Extracted data entries:
★ ★ ★ ★ ★ ★ ★

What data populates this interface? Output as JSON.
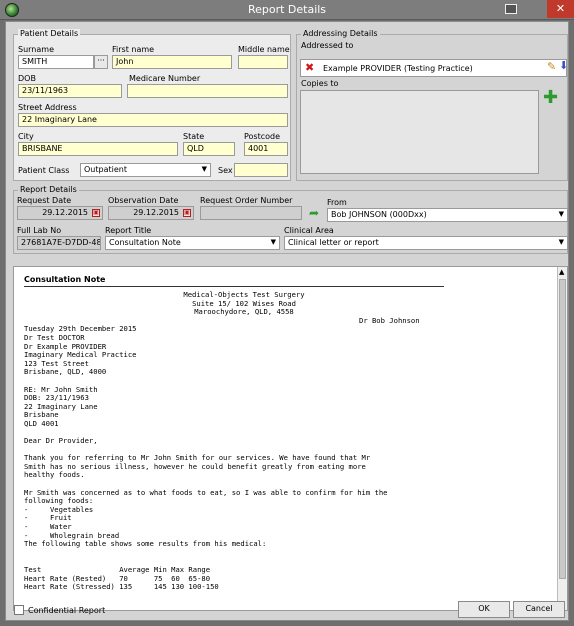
{
  "window": {
    "title": "Report Details"
  },
  "patient": {
    "group_title": "Patient Details",
    "surname_label": "Surname",
    "surname": "SMITH",
    "firstname_label": "First name",
    "firstname": "John",
    "middlename_label": "Middle name",
    "middlename": "",
    "dob_label": "DOB",
    "dob": "23/11/1963",
    "medicare_label": "Medicare Number",
    "medicare": "",
    "street_label": "Street Address",
    "street": "22 Imaginary Lane",
    "city_label": "City",
    "city": "BRISBANE",
    "state_label": "State",
    "state": "QLD",
    "postcode_label": "Postcode",
    "postcode": "4001",
    "class_label": "Patient Class",
    "class_value": "Outpatient",
    "sex_label": "Sex",
    "sex": ""
  },
  "addressing": {
    "group_title": "Addressing Details",
    "addressed_label": "Addressed to",
    "addressed_value": "Example PROVIDER (Testing Practice)",
    "copies_label": "Copies to"
  },
  "report": {
    "group_title": "Report Details",
    "request_date_label": "Request Date",
    "request_date": "29.12.2015",
    "obs_date_label": "Observation Date",
    "obs_date": "29.12.2015",
    "order_label": "Request Order Number",
    "order": "",
    "from_label": "From",
    "from_value": "Bob JOHNSON (000Dxx)",
    "lab_label": "Full Lab No",
    "lab_value": "27681A7E-D7DD-481F-",
    "title_label": "Report Title",
    "title_value": "Consultation Note",
    "clinical_label": "Clinical Area",
    "clinical_value": "Clinical letter or report"
  },
  "note": {
    "heading": "Consultation Note",
    "header_lines": [
      "Medical-Objects Test Surgery",
      "Suite 15/ 102 Wises Road",
      "Maroochydore, QLD, 4558"
    ],
    "doctor": "Dr Bob Johnson",
    "body": "Tuesday 29th December 2015\nDr Test DOCTOR\nDr Example PROVIDER\nImaginary Medical Practice\n123 Test Street\nBrisbane, QLD, 4000\n\nRE: Mr John Smith\nDOB: 23/11/1963\n22 Imaginary Lane\nBrisbane\nQLD 4001\n\nDear Dr Provider,\n\nThank you for referring to Mr John Smith for our services. We have found that Mr\nSmith has no serious illness, however he could benefit greatly from eating more\nhealthy foods.\n\nMr Smith was concerned as to what foods to eat, so I was able to confirm for him the\nfollowing foods:\n-     Vegetables\n-     Fruit\n-     Water\n-     Wholegrain bread\nThe following table shows some results from his medical:\n\n\nTest                  Average Min Max Range\nHeart Rate (Rested)   70      75  60  65-80\nHeart Rate (Stressed) 135     145 130 100-150"
  },
  "footer": {
    "confidential_label": "Confidential Report",
    "ok_label": "OK",
    "cancel_label": "Cancel"
  }
}
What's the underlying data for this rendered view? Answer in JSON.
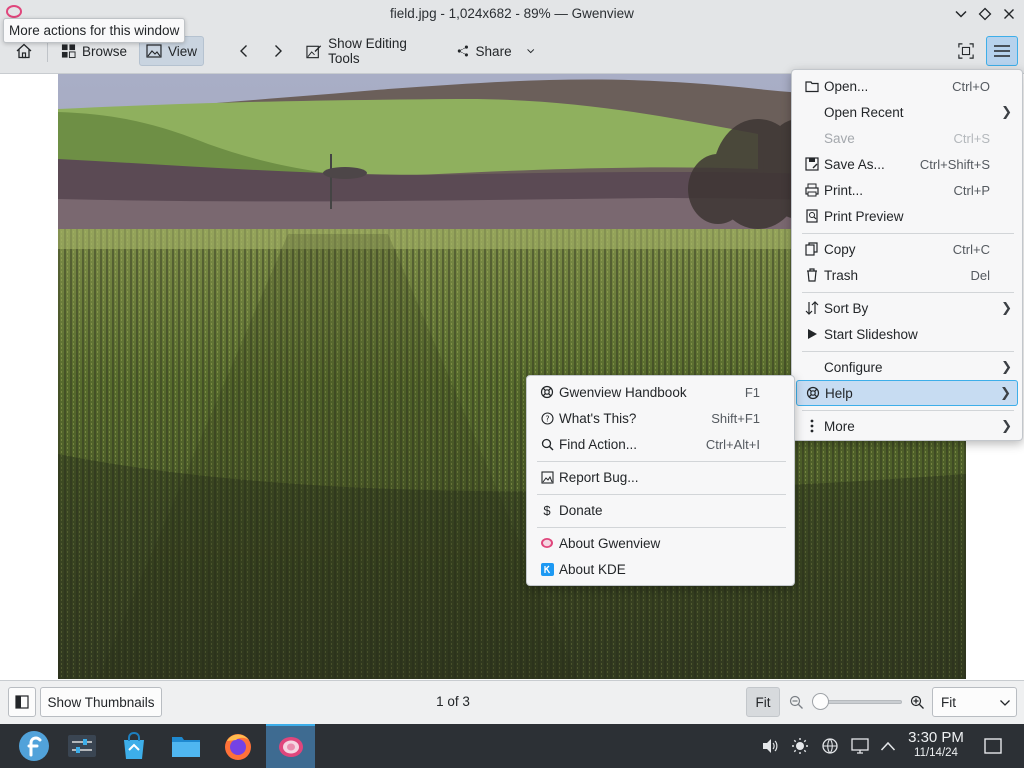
{
  "window": {
    "title": "field.jpg - 1,024x682 - 89% — Gwenview",
    "tooltip": "More actions for this window"
  },
  "toolbar": {
    "browse_label": "Browse",
    "view_label": "View",
    "editing_label": "Show Editing Tools",
    "share_label": "Share"
  },
  "main_menu": {
    "items": [
      {
        "label": "Open...",
        "shortcut": "Ctrl+O"
      },
      {
        "label": "Open Recent",
        "shortcut": ""
      },
      {
        "label": "Save",
        "shortcut": "Ctrl+S"
      },
      {
        "label": "Save As...",
        "shortcut": "Ctrl+Shift+S"
      },
      {
        "label": "Print...",
        "shortcut": "Ctrl+P"
      },
      {
        "label": "Print Preview",
        "shortcut": ""
      },
      {
        "label": "Copy",
        "shortcut": "Ctrl+C"
      },
      {
        "label": "Trash",
        "shortcut": "Del"
      },
      {
        "label": "Sort By",
        "shortcut": ""
      },
      {
        "label": "Start Slideshow",
        "shortcut": ""
      },
      {
        "label": "Configure",
        "shortcut": ""
      },
      {
        "label": "Help",
        "shortcut": ""
      },
      {
        "label": "More",
        "shortcut": ""
      }
    ]
  },
  "help_menu": {
    "items": [
      {
        "label": "Gwenview Handbook",
        "shortcut": "F1"
      },
      {
        "label": "What's This?",
        "shortcut": "Shift+F1"
      },
      {
        "label": "Find Action...",
        "shortcut": "Ctrl+Alt+I"
      },
      {
        "label": "Report Bug...",
        "shortcut": ""
      },
      {
        "label": "Donate",
        "shortcut": ""
      },
      {
        "label": "About Gwenview",
        "shortcut": ""
      },
      {
        "label": "About KDE",
        "shortcut": ""
      }
    ]
  },
  "statusbar": {
    "thumbnails_label": "Show Thumbnails",
    "position": "1 of 3",
    "fit_button": "Fit",
    "zoom_select": "Fit",
    "zoom_level": 0
  },
  "clock": {
    "time": "3:30 PM",
    "date": "11/14/24"
  },
  "colors": {
    "accent": "#3daee9",
    "highlight": "#c7dcf2",
    "taskbar": "#2c3035",
    "gwenview": "#e0467c"
  }
}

★ ★ ★ ★ ★ ★ ★

Return the listing above in full and without alteration, excluding its pictures.

Answer to this exercise
What data populates this interface? Output as JSON.
{
  "window": {
    "title": "Report Details"
  },
  "patient": {
    "group_title": "Patient Details",
    "surname_label": "Surname",
    "surname": "SMITH",
    "firstname_label": "First name",
    "firstname": "John",
    "middlename_label": "Middle name",
    "middlename": "",
    "dob_label": "DOB",
    "dob": "23/11/1963",
    "medicare_label": "Medicare Number",
    "medicare": "",
    "street_label": "Street Address",
    "street": "22 Imaginary Lane",
    "city_label": "City",
    "city": "BRISBANE",
    "state_label": "State",
    "state": "QLD",
    "postcode_label": "Postcode",
    "postcode": "4001",
    "class_label": "Patient Class",
    "class_value": "Outpatient",
    "sex_label": "Sex",
    "sex": ""
  },
  "addressing": {
    "group_title": "Addressing Details",
    "addressed_label": "Addressed to",
    "addressed_value": "Example PROVIDER (Testing Practice)",
    "copies_label": "Copies to"
  },
  "report": {
    "group_title": "Report Details",
    "request_date_label": "Request Date",
    "request_date": "29.12.2015",
    "obs_date_label": "Observation Date",
    "obs_date": "29.12.2015",
    "order_label": "Request Order Number",
    "order": "",
    "from_label": "From",
    "from_value": "Bob JOHNSON (000Dxx)",
    "lab_label": "Full Lab No",
    "lab_value": "27681A7E-D7DD-481F-",
    "title_label": "Report Title",
    "title_value": "Consultation Note",
    "clinical_label": "Clinical Area",
    "clinical_value": "Clinical letter or report"
  },
  "note": {
    "heading": "Consultation Note",
    "header_lines": [
      "Medical-Objects Test Surgery",
      "Suite 15/ 102 Wises Road",
      "Maroochydore, QLD, 4558"
    ],
    "doctor": "Dr Bob Johnson",
    "body": "Tuesday 29th December 2015\nDr Test DOCTOR\nDr Example PROVIDER\nImaginary Medical Practice\n123 Test Street\nBrisbane, QLD, 4000\n\nRE: Mr John Smith\nDOB: 23/11/1963\n22 Imaginary Lane\nBrisbane\nQLD 4001\n\nDear Dr Provider,\n\nThank you for referring to Mr John Smith for our services. We have found that Mr\nSmith has no serious illness, however he could benefit greatly from eating more\nhealthy foods.\n\nMr Smith was concerned as to what foods to eat, so I was able to confirm for him the\nfollowing foods:\n-     Vegetables\n-     Fruit\n-     Water\n-     Wholegrain bread\nThe following table shows some results from his medical:\n\n\nTest                  Average Min Max Range\nHeart Rate (Rested)   70      75  60  65-80\nHeart Rate (Stressed) 135     145 130 100-150"
  },
  "footer": {
    "confidential_label": "Confidential Report",
    "ok_label": "OK",
    "cancel_label": "Cancel"
  }
}
What's the underlying data for this rendered view? Answer in JSON.
{
  "window": {
    "title": "field.jpg - 1,024x682 - 89% — Gwenview",
    "tooltip": "More actions for this window"
  },
  "toolbar": {
    "browse_label": "Browse",
    "view_label": "View",
    "editing_label": "Show Editing Tools",
    "share_label": "Share"
  },
  "main_menu": {
    "items": [
      {
        "label": "Open...",
        "shortcut": "Ctrl+O"
      },
      {
        "label": "Open Recent",
        "shortcut": ""
      },
      {
        "label": "Save",
        "shortcut": "Ctrl+S"
      },
      {
        "label": "Save As...",
        "shortcut": "Ctrl+Shift+S"
      },
      {
        "label": "Print...",
        "shortcut": "Ctrl+P"
      },
      {
        "label": "Print Preview",
        "shortcut": ""
      },
      {
        "label": "Copy",
        "shortcut": "Ctrl+C"
      },
      {
        "label": "Trash",
        "shortcut": "Del"
      },
      {
        "label": "Sort By",
        "shortcut": ""
      },
      {
        "label": "Start Slideshow",
        "shortcut": ""
      },
      {
        "label": "Configure",
        "shortcut": ""
      },
      {
        "label": "Help",
        "shortcut": ""
      },
      {
        "label": "More",
        "shortcut": ""
      }
    ]
  },
  "help_menu": {
    "items": [
      {
        "label": "Gwenview Handbook",
        "shortcut": "F1"
      },
      {
        "label": "What's This?",
        "shortcut": "Shift+F1"
      },
      {
        "label": "Find Action...",
        "shortcut": "Ctrl+Alt+I"
      },
      {
        "label": "Report Bug...",
        "shortcut": ""
      },
      {
        "label": "Donate",
        "shortcut": ""
      },
      {
        "label": "About Gwenview",
        "shortcut": ""
      },
      {
        "label": "About KDE",
        "shortcut": ""
      }
    ]
  },
  "statusbar": {
    "thumbnails_label": "Show Thumbnails",
    "position": "1 of 3",
    "fit_button": "Fit",
    "zoom_select": "Fit",
    "zoom_level": 0
  },
  "clock": {
    "time": "3:30 PM",
    "date": "11/14/24"
  },
  "colors": {
    "accent": "#3daee9",
    "highlight": "#c7dcf2",
    "taskbar": "#2c3035",
    "gwenview": "#e0467c"
  }
}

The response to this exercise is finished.